Search the data for the string "this" and extract every line where it appears.

** BEGIN Entries provided **

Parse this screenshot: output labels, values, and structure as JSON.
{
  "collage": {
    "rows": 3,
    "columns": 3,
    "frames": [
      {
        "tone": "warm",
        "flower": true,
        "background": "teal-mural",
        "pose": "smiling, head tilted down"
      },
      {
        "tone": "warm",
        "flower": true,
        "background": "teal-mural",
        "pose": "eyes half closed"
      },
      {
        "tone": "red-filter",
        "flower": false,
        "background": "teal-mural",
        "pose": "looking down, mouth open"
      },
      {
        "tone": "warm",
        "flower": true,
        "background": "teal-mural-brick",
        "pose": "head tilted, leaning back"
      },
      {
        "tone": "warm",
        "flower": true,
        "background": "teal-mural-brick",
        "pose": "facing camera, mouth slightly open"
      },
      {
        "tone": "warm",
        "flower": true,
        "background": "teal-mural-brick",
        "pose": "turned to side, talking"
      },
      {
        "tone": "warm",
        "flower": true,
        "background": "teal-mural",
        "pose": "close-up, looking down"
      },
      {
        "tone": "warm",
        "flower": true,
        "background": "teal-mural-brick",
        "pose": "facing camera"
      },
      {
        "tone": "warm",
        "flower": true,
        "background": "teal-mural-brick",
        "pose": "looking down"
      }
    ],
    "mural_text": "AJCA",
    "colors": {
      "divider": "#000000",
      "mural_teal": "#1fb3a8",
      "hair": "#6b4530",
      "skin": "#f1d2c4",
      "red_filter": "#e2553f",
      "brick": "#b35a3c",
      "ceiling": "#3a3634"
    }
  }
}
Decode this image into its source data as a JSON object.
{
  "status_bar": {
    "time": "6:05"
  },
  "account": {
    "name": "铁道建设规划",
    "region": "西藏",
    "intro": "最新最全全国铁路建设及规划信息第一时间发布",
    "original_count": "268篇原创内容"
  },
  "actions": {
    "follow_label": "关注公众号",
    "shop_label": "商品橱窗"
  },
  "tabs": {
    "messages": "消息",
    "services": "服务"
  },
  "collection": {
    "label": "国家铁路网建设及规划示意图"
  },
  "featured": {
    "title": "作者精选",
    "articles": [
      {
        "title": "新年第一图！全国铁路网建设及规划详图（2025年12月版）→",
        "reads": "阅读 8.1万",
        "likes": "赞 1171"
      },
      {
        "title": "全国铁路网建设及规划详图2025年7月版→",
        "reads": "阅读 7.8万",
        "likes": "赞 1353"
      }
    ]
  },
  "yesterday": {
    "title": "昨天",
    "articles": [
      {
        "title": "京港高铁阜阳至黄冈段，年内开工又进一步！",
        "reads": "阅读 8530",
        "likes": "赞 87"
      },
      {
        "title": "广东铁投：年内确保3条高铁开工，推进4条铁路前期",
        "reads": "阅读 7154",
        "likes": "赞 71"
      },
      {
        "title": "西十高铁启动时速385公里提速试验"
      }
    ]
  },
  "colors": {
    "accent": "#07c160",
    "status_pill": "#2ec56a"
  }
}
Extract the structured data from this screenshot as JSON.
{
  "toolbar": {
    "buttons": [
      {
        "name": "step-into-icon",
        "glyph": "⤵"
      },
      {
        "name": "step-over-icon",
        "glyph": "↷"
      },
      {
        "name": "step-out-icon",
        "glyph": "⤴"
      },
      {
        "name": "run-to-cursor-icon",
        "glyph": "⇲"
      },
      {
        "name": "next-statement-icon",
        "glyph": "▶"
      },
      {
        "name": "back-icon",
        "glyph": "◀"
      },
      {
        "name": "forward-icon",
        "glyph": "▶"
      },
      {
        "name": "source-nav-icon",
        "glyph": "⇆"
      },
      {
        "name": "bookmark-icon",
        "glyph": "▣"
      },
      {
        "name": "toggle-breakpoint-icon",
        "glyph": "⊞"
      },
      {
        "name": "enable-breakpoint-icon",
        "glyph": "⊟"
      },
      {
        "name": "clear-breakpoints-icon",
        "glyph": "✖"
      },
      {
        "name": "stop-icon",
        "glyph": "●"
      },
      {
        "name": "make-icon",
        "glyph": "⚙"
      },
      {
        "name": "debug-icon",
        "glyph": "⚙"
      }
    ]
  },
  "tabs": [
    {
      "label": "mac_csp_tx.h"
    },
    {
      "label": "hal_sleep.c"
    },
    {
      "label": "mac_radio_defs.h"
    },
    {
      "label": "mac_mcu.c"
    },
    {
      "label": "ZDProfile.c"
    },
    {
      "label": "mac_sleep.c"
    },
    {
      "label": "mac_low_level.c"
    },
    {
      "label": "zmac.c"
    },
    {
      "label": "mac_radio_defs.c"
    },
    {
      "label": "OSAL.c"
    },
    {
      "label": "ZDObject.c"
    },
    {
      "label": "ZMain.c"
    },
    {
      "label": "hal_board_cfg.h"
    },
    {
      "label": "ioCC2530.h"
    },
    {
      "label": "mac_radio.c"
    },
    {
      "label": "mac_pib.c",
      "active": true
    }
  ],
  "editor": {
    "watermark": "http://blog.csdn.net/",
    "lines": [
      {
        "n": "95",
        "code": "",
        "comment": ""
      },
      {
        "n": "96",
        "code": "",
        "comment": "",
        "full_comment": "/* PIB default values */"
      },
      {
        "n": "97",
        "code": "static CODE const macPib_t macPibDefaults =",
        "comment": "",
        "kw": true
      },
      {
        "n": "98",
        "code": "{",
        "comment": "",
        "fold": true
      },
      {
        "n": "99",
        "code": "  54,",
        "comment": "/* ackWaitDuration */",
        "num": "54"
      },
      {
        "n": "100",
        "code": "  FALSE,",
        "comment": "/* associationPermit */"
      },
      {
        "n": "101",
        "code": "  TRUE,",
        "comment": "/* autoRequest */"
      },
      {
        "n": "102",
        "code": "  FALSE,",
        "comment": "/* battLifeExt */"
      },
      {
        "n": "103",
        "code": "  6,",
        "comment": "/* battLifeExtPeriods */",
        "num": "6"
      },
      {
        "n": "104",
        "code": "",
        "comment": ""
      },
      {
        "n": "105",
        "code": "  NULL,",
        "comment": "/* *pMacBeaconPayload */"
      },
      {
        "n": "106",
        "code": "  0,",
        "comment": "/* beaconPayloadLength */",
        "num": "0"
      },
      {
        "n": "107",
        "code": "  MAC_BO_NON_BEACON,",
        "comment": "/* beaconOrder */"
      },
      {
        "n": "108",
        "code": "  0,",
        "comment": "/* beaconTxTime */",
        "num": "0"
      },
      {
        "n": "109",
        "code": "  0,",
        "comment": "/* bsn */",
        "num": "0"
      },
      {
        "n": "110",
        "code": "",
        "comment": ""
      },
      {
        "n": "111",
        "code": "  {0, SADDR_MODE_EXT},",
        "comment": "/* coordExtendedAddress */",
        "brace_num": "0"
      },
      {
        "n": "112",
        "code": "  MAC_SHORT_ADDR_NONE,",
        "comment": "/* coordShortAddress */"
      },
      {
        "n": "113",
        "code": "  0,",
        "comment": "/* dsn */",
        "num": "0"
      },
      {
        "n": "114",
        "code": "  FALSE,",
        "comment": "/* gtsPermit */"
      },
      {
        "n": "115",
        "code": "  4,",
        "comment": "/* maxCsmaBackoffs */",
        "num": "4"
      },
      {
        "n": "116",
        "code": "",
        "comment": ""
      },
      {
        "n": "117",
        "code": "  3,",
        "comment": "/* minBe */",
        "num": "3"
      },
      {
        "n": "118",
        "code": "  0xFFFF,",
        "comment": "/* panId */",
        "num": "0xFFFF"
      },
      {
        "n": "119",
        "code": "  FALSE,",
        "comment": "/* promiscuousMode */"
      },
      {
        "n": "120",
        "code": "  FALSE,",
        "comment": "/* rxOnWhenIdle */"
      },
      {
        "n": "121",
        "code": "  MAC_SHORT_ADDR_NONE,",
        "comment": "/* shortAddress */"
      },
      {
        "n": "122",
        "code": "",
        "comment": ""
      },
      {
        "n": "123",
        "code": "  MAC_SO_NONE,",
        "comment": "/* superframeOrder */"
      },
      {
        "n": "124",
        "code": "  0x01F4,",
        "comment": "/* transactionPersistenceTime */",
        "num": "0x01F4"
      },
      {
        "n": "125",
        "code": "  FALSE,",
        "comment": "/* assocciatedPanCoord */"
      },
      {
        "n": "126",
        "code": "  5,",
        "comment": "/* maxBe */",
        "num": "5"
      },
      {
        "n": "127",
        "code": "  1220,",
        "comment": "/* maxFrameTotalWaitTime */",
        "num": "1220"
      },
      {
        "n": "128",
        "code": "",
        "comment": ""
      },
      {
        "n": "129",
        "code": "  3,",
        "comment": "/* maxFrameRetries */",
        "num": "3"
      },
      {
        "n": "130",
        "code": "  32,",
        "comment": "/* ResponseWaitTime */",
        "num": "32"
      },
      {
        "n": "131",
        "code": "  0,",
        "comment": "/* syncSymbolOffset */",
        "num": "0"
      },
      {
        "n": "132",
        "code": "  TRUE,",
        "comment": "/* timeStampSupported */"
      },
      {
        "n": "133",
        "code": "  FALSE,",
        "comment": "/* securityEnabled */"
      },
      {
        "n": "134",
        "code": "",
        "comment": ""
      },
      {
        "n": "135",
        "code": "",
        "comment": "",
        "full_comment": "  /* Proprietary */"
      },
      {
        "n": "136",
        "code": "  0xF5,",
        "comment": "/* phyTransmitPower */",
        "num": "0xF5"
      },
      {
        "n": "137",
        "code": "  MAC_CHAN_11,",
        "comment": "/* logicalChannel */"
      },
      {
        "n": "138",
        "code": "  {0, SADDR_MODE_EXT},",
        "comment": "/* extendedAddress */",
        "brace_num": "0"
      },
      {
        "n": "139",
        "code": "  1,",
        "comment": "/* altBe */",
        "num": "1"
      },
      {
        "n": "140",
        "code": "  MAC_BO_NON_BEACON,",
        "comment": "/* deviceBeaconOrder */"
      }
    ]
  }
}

** END Entries provided **

• _Expected output_:
Parse this screenshot: output labels, values, and structure as JSON.
Decode this image into its source data as a JSON object.
Extract the structured data from this screenshot as JSON.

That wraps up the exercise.